SET PROBLEM => Identify the lines bearing the string "fields" and gather them.

SUPPLIED RECORDS =>
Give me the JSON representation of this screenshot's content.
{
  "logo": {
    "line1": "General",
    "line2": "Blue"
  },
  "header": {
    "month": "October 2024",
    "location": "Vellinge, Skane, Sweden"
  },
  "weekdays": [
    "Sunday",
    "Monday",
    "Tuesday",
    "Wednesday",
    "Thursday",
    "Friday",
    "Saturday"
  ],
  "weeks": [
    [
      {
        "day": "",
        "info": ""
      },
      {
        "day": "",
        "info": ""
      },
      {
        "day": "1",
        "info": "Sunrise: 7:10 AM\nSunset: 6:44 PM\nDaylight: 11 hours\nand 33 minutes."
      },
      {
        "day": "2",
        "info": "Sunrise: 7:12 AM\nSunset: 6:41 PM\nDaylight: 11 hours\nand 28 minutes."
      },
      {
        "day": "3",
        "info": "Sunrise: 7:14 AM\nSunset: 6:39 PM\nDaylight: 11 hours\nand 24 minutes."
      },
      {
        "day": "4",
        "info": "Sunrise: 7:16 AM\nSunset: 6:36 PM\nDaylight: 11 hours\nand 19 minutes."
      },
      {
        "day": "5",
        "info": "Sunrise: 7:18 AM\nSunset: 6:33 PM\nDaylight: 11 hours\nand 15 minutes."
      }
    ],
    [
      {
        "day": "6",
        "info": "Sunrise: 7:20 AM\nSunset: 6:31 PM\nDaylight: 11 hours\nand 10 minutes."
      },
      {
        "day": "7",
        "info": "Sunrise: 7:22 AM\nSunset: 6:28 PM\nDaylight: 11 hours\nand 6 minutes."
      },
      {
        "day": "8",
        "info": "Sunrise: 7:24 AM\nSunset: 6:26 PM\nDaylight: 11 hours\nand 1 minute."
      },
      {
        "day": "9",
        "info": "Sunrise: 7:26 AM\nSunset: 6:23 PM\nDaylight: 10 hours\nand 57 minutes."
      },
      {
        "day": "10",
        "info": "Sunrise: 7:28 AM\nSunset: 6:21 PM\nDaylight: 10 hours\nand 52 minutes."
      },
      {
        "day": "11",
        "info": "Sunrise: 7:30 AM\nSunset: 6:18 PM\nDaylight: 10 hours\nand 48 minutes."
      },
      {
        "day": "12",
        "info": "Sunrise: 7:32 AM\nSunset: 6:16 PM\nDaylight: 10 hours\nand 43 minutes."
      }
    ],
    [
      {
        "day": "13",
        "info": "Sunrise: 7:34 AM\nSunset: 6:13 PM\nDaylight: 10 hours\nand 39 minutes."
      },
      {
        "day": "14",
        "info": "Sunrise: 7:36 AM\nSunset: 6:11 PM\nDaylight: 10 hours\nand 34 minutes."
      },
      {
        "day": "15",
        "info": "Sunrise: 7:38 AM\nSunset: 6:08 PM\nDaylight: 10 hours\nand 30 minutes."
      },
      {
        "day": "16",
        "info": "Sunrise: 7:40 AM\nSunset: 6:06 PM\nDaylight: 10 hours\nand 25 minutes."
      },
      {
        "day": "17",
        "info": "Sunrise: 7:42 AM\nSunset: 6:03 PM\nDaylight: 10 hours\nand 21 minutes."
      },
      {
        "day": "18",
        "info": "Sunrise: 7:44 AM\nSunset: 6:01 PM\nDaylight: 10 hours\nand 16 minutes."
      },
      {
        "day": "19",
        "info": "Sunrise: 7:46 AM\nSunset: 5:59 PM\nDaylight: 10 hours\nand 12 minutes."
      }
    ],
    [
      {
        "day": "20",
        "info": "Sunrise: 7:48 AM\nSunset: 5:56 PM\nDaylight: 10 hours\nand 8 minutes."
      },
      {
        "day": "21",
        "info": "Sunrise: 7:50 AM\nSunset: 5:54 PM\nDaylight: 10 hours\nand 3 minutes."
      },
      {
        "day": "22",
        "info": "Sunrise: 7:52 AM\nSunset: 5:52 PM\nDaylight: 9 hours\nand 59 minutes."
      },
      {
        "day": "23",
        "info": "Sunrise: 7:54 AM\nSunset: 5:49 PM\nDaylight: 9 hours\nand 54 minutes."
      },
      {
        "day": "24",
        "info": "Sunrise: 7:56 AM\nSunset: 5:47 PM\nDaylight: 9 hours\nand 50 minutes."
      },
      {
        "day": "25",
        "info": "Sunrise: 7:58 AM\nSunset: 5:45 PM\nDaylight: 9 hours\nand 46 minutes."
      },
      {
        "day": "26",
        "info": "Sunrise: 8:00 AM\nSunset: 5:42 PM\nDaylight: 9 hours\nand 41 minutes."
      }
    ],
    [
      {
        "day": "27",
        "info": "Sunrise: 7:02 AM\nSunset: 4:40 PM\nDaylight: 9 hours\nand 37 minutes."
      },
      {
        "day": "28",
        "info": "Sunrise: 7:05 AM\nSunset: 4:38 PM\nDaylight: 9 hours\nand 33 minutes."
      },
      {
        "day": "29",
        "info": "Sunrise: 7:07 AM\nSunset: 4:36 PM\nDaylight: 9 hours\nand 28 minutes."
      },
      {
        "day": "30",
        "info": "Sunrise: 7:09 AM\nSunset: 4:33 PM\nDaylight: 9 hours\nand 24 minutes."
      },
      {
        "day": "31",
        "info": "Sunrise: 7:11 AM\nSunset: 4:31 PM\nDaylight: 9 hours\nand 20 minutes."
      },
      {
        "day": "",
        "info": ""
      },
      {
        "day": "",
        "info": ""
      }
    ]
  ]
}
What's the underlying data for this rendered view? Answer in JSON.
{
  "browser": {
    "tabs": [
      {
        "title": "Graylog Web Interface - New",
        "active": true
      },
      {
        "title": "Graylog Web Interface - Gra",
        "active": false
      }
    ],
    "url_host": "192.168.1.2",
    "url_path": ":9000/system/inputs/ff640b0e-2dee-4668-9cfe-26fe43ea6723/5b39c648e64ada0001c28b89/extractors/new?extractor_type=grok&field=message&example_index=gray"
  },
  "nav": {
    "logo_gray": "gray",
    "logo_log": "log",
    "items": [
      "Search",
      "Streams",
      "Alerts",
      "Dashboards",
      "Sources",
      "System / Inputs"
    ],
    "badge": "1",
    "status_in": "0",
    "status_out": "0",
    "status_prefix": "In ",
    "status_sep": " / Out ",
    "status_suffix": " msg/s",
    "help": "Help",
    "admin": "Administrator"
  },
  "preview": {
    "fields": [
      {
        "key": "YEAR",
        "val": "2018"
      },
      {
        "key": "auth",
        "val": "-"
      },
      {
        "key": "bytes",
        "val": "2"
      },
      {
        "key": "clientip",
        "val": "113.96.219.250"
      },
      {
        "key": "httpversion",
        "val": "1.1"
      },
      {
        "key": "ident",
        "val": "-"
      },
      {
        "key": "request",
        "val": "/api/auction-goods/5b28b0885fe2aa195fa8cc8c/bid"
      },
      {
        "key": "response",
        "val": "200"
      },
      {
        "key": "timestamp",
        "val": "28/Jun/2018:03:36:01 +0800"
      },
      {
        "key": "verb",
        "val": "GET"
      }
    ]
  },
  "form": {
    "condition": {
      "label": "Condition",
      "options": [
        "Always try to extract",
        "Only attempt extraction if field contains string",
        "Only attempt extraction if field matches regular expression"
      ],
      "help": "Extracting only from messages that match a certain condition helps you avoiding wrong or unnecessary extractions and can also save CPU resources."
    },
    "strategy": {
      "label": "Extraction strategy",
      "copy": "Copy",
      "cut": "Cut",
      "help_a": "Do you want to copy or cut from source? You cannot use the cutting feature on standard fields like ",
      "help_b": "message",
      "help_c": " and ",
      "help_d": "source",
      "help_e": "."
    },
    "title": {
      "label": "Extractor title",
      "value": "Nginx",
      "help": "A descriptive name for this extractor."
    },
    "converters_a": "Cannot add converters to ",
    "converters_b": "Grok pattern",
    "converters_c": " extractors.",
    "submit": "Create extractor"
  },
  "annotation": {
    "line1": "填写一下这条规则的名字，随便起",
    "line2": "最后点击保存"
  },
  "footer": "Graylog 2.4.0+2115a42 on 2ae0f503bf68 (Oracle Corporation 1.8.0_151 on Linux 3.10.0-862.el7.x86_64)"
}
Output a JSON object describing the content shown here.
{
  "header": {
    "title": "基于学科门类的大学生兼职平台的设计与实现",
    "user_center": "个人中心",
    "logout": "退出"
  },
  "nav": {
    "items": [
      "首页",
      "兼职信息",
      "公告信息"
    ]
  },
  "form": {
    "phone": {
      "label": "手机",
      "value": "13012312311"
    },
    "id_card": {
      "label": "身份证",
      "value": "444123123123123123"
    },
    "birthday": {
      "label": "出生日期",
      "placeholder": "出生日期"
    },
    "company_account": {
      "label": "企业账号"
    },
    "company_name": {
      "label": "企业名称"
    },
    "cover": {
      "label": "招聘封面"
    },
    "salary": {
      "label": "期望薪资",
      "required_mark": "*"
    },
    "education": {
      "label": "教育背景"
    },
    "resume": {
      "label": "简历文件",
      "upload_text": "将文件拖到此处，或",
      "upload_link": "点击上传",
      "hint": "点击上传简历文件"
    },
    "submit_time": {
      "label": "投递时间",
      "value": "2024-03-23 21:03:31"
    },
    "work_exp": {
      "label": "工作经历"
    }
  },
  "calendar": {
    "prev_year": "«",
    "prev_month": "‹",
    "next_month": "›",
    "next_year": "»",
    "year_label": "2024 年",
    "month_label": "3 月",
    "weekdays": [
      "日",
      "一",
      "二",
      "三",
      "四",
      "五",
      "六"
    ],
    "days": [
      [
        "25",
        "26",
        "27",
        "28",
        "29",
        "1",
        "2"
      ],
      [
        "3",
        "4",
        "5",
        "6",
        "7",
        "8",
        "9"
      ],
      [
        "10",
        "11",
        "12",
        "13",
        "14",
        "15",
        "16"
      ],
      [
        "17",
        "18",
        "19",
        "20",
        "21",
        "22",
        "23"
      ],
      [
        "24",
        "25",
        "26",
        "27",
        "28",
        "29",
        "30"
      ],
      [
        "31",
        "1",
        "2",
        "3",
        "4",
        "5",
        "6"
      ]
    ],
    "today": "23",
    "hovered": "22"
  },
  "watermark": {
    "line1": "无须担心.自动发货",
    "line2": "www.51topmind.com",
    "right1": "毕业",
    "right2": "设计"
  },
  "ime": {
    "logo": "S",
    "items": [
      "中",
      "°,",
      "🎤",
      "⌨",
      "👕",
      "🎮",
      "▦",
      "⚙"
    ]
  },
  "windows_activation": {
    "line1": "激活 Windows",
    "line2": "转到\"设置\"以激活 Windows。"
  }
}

SOLUTION TO THIS TASK =>
    "fields": [
      "help_a": "Do you want to copy or cut from source? You cannot use the cutting feature on standard fields like ",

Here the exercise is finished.